• [Sağlanan alıntı]
+ + + +

Merkez bankalarına rağmen tansiyon düşmedi
1 Aralık 2011Dünyanın önde gelen merkez bankaları sürpriz bir karara imza attı. Merkez bankaları, koordineli bir operasyonla ticari bankalara daha fazla para vermeyi kararlaştırdı. Amaç, finans piyasalarındaki gerginliği giderip, muhtemel bir kredi sıkıntısını önlemek. Dünya merkez bankaları bu hamle ile ekonomik büyümenin teşvik edileceğini de önemle vurguladı. Ancak tüm kurtarma girişimlerine rağmen Euro Bölgesi’nde tansiyon düşmüş değil. Çarşamba günü Brüksel'de bir araya gelen Avrupa Birliği'ne üye 27 ülkenin maliye bakanları da bu durumun farkında.
'Avrupa yol ayrımında'
Avrupa Komisyonu’nun para ve malî işlerden sorumlu üyesi Olli Rehn, Avrupa Birliği’nin bir yol ayrımında olduğunu söylüyor: "Avrupa Birliği’nin krize karşı vereceği yanıtları belirlemek için 10 günlük kritik bir döneme giriyoruz. İki cephede birden çalışmak zorundayız. Bir yandan piyasa dalgalanmalarını sınırlandırmak için inandırıcı güvenlik duvarları örmeliyiz. Diğer yandan da ekonomi yönetimimizi daha da güçlendirmeliyiz."
Kast edilen güvenlik duvarı, Avrupa Mali İstikrar Fonu (EFSF). Euro Bölgesi’ne üye bazı ülkelerin maliye bakanları yaptıkları toplantıda, fonun finansman olanaklarını genişletmeye karar verdiler. Ancak borç toplamının ne kadar olacağı konusunda bir karar çıkmadı. Başlangıçta bir trilyon euro üzerinde düşünülüyordu, ancak daha sonra çeşitli uzmanlar bunun yeterli olmayacağını ifade etti. Ekonomi yönetiminde koordinasyonun şart olduğu tüm katılımcılar tarafından kabul edildi, ancak anayasal engeller nedeniyle bunun biraz zaman alacağı öngörülüyor.

+ + + +

• [Verilen bilgiler]
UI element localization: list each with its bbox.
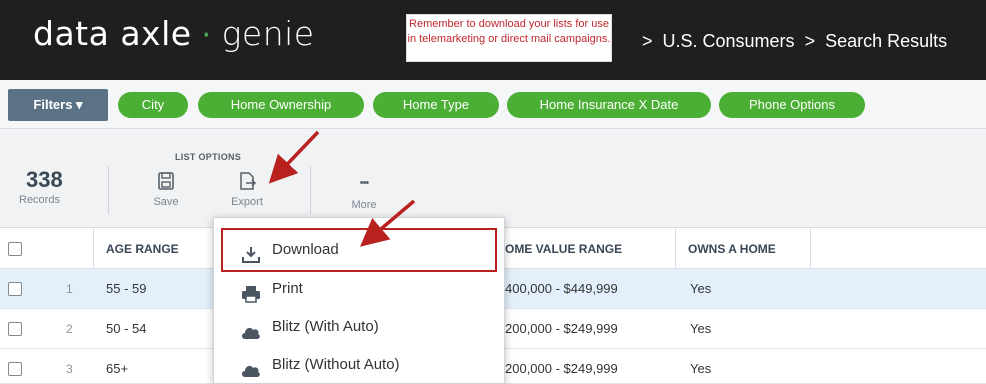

+ + + +

• [Belirtilen hedef] Euro Bölgesi'ndeki gerginliği konu alan metnin tamamını, hiçbir değişiklik yapmadan çıkar.

• [Yanıt]
Merkez bankalarına rağmen tansiyon düşmedi
1 Aralık 2011Dünyanın önde gelen merkez bankaları sürpriz bir karara imza attı. Merkez bankaları, koordineli bir operasyonla ticari bankalara daha fazla para vermeyi kararlaştırdı. Amaç, finans piyasalarındaki gerginliği giderip, muhtemel bir kredi sıkıntısını önlemek. Dünya merkez bankaları bu hamle ile ekonomik büyümenin teşvik edileceğini de önemle vurguladı. Ancak tüm kurtarma girişimlerine rağmen Euro Bölgesi’nde tansiyon düşmüş değil. Çarşamba günü Brüksel'de bir araya gelen Avrupa Birliği'ne üye 27 ülkenin maliye bakanları da bu durumun farkında.
'Avrupa yol ayrımında'
Avrupa Komisyonu’nun para ve malî işlerden sorumlu üyesi Olli Rehn, Avrupa Birliği’nin bir yol ayrımında olduğunu söylüyor: "Avrupa Birliği’nin krize karşı vereceği yanıtları belirlemek için 10 günlük kritik bir döneme giriyoruz. İki cephede birden çalışmak zorundayız. Bir yandan piyasa dalgalanmalarını sınırlandırmak için inandırıcı güvenlik duvarları örmeliyiz. Diğer yandan da ekonomi yönetimimizi daha da güçlendirmeliyiz."
Kast edilen güvenlik duvarı, Avrupa Mali İstikrar Fonu (EFSF). Euro Bölgesi’ne üye bazı ülkelerin maliye bakanları yaptıkları toplantıda, fonun finansman olanaklarını genişletmeye karar verdiler. Ancak borç toplamının ne kadar olacağı konusunda bir karar çıkmadı. Başlangıçta bir trilyon euro üzerinde düşünülüyordu, ancak daha sonra çeşitli uzmanlar bunun yeterli olmayacağını ifade etti. Ekonomi yönetiminde koordinasyonun şart olduğu tüm katılımcılar tarafından kabul edildi, ancak anayasal engeller nedeniyle bunun biraz zaman alacağı öngörülüyor.